Task prompt: Find each line in the following listing that has the string "tantum", then state the count and nothing else.

** start Data extract **

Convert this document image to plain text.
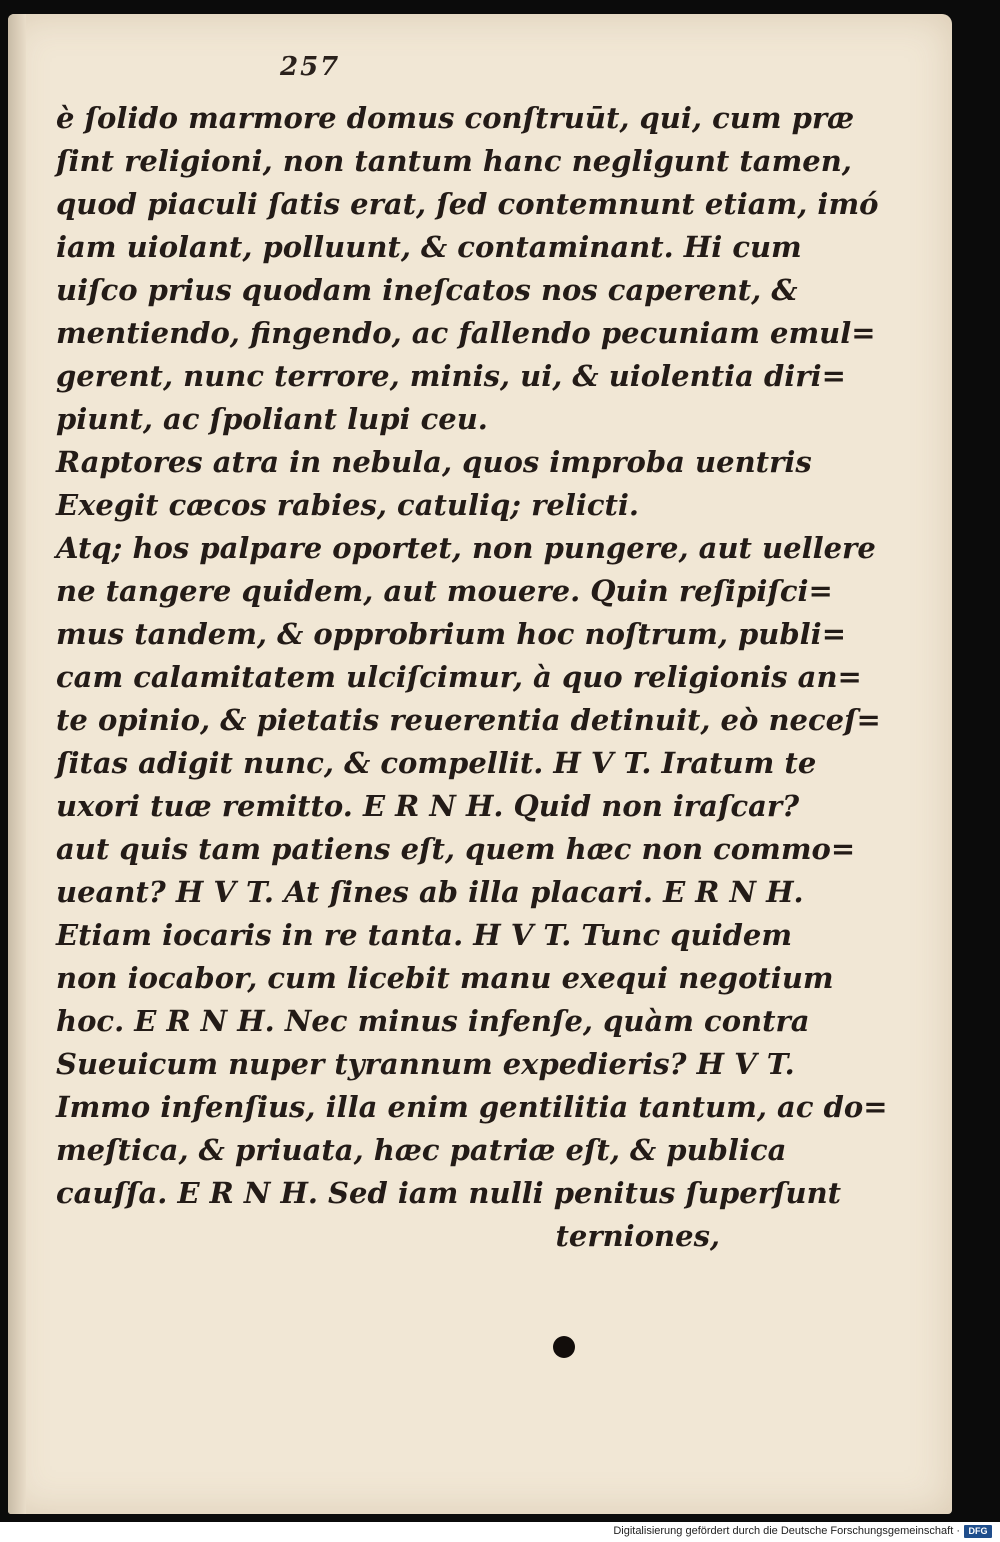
257
è ſolido marmore domus conſtruūt, qui, cum præ
ſint religioni, non tantum hanc negligunt tamen,
quod piaculi ſatis erat, ſed contemnunt etiam, imó
iam uiolant, polluunt, & contaminant. Hi cum
uiſco prius quodam ineſcatos nos caperent, &
mentiendo, fingendo, ac fallendo pecuniam emul=
gerent, nunc terrore, minis, ui, & uiolentia diri=
piunt, ac ſpoliant lupi ceu.
Raptores atra in nebula, quos improba uentris
Exegit cæcos rabies, catuliq; relicti.
Atq; hos palpare oportet, non pungere, aut uellere
ne tangere quidem, aut mouere. Quin reſipiſci=
mus tandem, & opprobrium hoc noſtrum, publi=
cam calamitatem ulciſcimur, à quo religionis an=
te opinio, & pietatis reuerentia detinuit, eò neceſ=
ſitas adigit nunc, & compellit. H V T. Iratum te
uxori tuæ remitto. E R N H. Quid non iraſcar?
aut quis tam patiens eſt, quem hæc non commo=
ueant? H V T. At ſines ab illa placari. E R N H.
Etiam iocaris in re tanta. H V T. Tunc quidem
non iocabor, cum licebit manu exequi negotium
hoc. E R N H. Nec minus infenſe, quàm contra
Sueuicum nuper tyrannum expedieris? H V T.
Immo infenſius, illa enim gentilitia tantum, ac do=
meſtica, & priuata, hæc patriæ eſt, & publica
cauſſa. E R N H. Sed iam nulli penitus ſuperſunt
terniones,
Digitalisierung gefördert durch die Deutsche Forschungsgemeinschaft · DFG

** end Data extract **

Solution for this task: 2